-- start --
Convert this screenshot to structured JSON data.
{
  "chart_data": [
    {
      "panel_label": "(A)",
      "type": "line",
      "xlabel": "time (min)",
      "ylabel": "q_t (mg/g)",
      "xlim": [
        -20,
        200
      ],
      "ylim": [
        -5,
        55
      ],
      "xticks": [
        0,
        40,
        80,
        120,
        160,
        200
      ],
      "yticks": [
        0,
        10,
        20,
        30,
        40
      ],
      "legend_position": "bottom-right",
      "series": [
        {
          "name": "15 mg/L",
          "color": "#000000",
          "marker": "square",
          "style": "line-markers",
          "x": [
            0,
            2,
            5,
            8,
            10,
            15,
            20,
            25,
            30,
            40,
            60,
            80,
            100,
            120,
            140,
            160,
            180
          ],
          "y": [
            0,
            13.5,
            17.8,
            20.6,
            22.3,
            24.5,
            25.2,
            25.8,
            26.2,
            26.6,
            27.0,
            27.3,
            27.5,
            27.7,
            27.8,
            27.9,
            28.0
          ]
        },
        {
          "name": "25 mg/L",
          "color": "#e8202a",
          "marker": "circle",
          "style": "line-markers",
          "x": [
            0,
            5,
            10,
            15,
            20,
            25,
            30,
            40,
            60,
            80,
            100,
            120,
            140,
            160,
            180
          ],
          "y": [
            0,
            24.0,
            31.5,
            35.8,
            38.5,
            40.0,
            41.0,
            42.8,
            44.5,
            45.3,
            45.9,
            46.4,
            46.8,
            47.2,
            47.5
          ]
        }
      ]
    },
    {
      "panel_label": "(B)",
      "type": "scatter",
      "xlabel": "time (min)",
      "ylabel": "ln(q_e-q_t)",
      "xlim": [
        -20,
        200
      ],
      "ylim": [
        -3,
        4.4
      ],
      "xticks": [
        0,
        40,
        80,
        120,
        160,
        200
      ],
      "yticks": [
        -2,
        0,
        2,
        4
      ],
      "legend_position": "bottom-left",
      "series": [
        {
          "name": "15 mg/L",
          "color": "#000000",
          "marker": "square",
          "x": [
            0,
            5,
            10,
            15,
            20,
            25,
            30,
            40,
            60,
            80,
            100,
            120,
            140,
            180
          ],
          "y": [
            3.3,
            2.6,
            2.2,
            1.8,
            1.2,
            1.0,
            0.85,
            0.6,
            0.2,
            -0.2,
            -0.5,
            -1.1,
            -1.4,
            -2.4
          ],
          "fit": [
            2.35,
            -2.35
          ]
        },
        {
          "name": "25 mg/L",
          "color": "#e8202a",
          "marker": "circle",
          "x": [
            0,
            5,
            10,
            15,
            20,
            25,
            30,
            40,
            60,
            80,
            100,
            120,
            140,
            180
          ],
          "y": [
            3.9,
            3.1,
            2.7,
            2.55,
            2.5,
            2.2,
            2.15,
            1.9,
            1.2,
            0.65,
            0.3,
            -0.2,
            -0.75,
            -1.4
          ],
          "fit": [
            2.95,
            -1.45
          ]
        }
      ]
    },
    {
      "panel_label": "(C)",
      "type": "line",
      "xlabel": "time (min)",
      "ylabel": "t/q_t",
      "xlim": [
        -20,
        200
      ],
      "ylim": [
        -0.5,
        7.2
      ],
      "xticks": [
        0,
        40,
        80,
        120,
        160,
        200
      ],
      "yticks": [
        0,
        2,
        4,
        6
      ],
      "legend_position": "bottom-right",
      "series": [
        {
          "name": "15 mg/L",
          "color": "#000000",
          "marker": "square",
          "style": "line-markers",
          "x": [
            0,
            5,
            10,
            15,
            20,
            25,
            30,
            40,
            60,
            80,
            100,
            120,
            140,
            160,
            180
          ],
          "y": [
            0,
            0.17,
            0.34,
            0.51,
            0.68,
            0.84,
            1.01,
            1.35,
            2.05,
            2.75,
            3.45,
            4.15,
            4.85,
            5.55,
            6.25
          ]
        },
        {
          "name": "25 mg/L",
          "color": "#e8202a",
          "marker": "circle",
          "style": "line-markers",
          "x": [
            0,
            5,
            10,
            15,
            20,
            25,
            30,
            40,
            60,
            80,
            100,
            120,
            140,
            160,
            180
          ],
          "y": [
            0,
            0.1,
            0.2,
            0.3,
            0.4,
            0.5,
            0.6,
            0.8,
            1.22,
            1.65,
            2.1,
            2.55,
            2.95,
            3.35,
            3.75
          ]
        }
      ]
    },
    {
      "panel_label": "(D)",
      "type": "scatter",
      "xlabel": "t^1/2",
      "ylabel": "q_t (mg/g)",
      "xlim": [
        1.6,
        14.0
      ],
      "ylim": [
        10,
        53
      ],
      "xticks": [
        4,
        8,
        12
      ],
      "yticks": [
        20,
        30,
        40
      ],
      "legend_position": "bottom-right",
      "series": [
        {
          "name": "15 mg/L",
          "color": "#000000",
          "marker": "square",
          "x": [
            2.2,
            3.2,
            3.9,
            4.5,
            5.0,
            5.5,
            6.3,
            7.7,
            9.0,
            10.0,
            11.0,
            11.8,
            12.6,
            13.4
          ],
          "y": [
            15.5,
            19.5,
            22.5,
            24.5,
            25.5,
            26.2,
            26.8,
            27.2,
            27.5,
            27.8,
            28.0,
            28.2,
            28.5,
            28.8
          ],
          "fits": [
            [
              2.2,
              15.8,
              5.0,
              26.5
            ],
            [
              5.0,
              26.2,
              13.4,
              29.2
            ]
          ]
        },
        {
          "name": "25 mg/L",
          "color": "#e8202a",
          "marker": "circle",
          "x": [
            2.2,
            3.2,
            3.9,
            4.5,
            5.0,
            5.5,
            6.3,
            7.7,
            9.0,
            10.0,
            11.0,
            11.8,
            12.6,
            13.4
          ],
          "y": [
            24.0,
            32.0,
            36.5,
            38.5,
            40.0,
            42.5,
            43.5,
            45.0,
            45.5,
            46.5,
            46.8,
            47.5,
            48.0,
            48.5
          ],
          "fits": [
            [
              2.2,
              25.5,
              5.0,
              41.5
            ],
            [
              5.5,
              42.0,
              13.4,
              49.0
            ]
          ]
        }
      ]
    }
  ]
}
-- end --
▸ WHAT TO PRODUCE: Print the whole listing again, exactly.

▸ EXERCISE RESPONSE:
Convert this screenshot to structured JSON data.
{
  "chart_data": [
    {
      "panel_label": "(A)",
      "type": "line",
      "xlabel": "time (min)",
      "ylabel": "q_t (mg/g)",
      "xlim": [
        -20,
        200
      ],
      "ylim": [
        -5,
        55
      ],
      "xticks": [
        0,
        40,
        80,
        120,
        160,
        200
      ],
      "yticks": [
        0,
        10,
        20,
        30,
        40
      ],
      "legend_position": "bottom-right",
      "series": [
        {
          "name": "15 mg/L",
          "color": "#000000",
          "marker": "square",
          "style": "line-markers",
          "x": [
            0,
            2,
            5,
            8,
            10,
            15,
            20,
            25,
            30,
            40,
            60,
            80,
            100,
            120,
            140,
            160,
            180
          ],
          "y": [
            0,
            13.5,
            17.8,
            20.6,
            22.3,
            24.5,
            25.2,
            25.8,
            26.2,
            26.6,
            27.0,
            27.3,
            27.5,
            27.7,
            27.8,
            27.9,
            28.0
          ]
        },
        {
          "name": "25 mg/L",
          "color": "#e8202a",
          "marker": "circle",
          "style": "line-markers",
          "x": [
            0,
            5,
            10,
            15,
            20,
            25,
            30,
            40,
            60,
            80,
            100,
            120,
            140,
            160,
            180
          ],
          "y": [
            0,
            24.0,
            31.5,
            35.8,
            38.5,
            40.0,
            41.0,
            42.8,
            44.5,
            45.3,
            45.9,
            46.4,
            46.8,
            47.2,
            47.5
          ]
        }
      ]
    },
    {
      "panel_label": "(B)",
      "type": "scatter",
      "xlabel": "time (min)",
      "ylabel": "ln(q_e-q_t)",
      "xlim": [
        -20,
        200
      ],
      "ylim": [
        -3,
        4.4
      ],
      "xticks": [
        0,
        40,
        80,
        120,
        160,
        200
      ],
      "yticks": [
        -2,
        0,
        2,
        4
      ],
      "legend_position": "bottom-left",
      "series": [
        {
          "name": "15 mg/L",
          "color": "#000000",
          "marker": "square",
          "x": [
            0,
            5,
            10,
            15,
            20,
            25,
            30,
            40,
            60,
            80,
            100,
            120,
            140,
            180
          ],
          "y": [
            3.3,
            2.6,
            2.2,
            1.8,
            1.2,
            1.0,
            0.85,
            0.6,
            0.2,
            -0.2,
            -0.5,
            -1.1,
            -1.4,
            -2.4
          ],
          "fit": [
            2.35,
            -2.35
          ]
        },
        {
          "name": "25 mg/L",
          "color": "#e8202a",
          "marker": "circle",
          "x": [
            0,
            5,
            10,
            15,
            20,
            25,
            30,
            40,
            60,
            80,
            100,
            120,
            140,
            180
          ],
          "y": [
            3.9,
            3.1,
            2.7,
            2.55,
            2.5,
            2.2,
            2.15,
            1.9,
            1.2,
            0.65,
            0.3,
            -0.2,
            -0.75,
            -1.4
          ],
          "fit": [
            2.95,
            -1.45
          ]
        }
      ]
    },
    {
      "panel_label": "(C)",
      "type": "line",
      "xlabel": "time (min)",
      "ylabel": "t/q_t",
      "xlim": [
        -20,
        200
      ],
      "ylim": [
        -0.5,
        7.2
      ],
      "xticks": [
        0,
        40,
        80,
        120,
        160,
        200
      ],
      "yticks": [
        0,
        2,
        4,
        6
      ],
      "legend_position": "bottom-right",
      "series": [
        {
          "name": "15 mg/L",
          "color": "#000000",
          "marker": "square",
          "style": "line-markers",
          "x": [
            0,
            5,
            10,
            15,
            20,
            25,
            30,
            40,
            60,
            80,
            100,
            120,
            140,
            160,
            180
          ],
          "y": [
            0,
            0.17,
            0.34,
            0.51,
            0.68,
            0.84,
            1.01,
            1.35,
            2.05,
            2.75,
            3.45,
            4.15,
            4.85,
            5.55,
            6.25
          ]
        },
        {
          "name": "25 mg/L",
          "color": "#e8202a",
          "marker": "circle",
          "style": "line-markers",
          "x": [
            0,
            5,
            10,
            15,
            20,
            25,
            30,
            40,
            60,
            80,
            100,
            120,
            140,
            160,
            180
          ],
          "y": [
            0,
            0.1,
            0.2,
            0.3,
            0.4,
            0.5,
            0.6,
            0.8,
            1.22,
            1.65,
            2.1,
            2.55,
            2.95,
            3.35,
            3.75
          ]
        }
      ]
    },
    {
      "panel_label": "(D)",
      "type": "scatter",
      "xlabel": "t^1/2",
      "ylabel": "q_t (mg/g)",
      "xlim": [
        1.6,
        14.0
      ],
      "ylim": [
        10,
        53
      ],
      "xticks": [
        4,
        8,
        12
      ],
      "yticks": [
        20,
        30,
        40
      ],
      "legend_position": "bottom-right",
      "series": [
        {
          "name": "15 mg/L",
          "color": "#000000",
          "marker": "square",
          "x": [
            2.2,
            3.2,
            3.9,
            4.5,
            5.0,
            5.5,
            6.3,
            7.7,
            9.0,
            10.0,
            11.0,
            11.8,
            12.6,
            13.4
          ],
          "y": [
            15.5,
            19.5,
            22.5,
            24.5,
            25.5,
            26.2,
            26.8,
            27.2,
            27.5,
            27.8,
            28.0,
            28.2,
            28.5,
            28.8
          ],
          "fits": [
            [
              2.2,
              15.8,
              5.0,
              26.5
            ],
            [
              5.0,
              26.2,
              13.4,
              29.2
            ]
          ]
        },
        {
          "name": "25 mg/L",
          "color": "#e8202a",
          "marker": "circle",
          "x": [
            2.2,
            3.2,
            3.9,
            4.5,
            5.0,
            5.5,
            6.3,
            7.7,
            9.0,
            10.0,
            11.0,
            11.8,
            12.6,
            13.4
          ],
          "y": [
            24.0,
            32.0,
            36.5,
            38.5,
            40.0,
            42.5,
            43.5,
            45.0,
            45.5,
            46.5,
            46.8,
            47.5,
            48.0,
            48.5
          ],
          "fits": [
            [
              2.2,
              25.5,
              5.0,
              41.5
            ],
            [
              5.5,
              42.0,
              13.4,
              49.0
            ]
          ]
        }
      ]
    }
  ]
}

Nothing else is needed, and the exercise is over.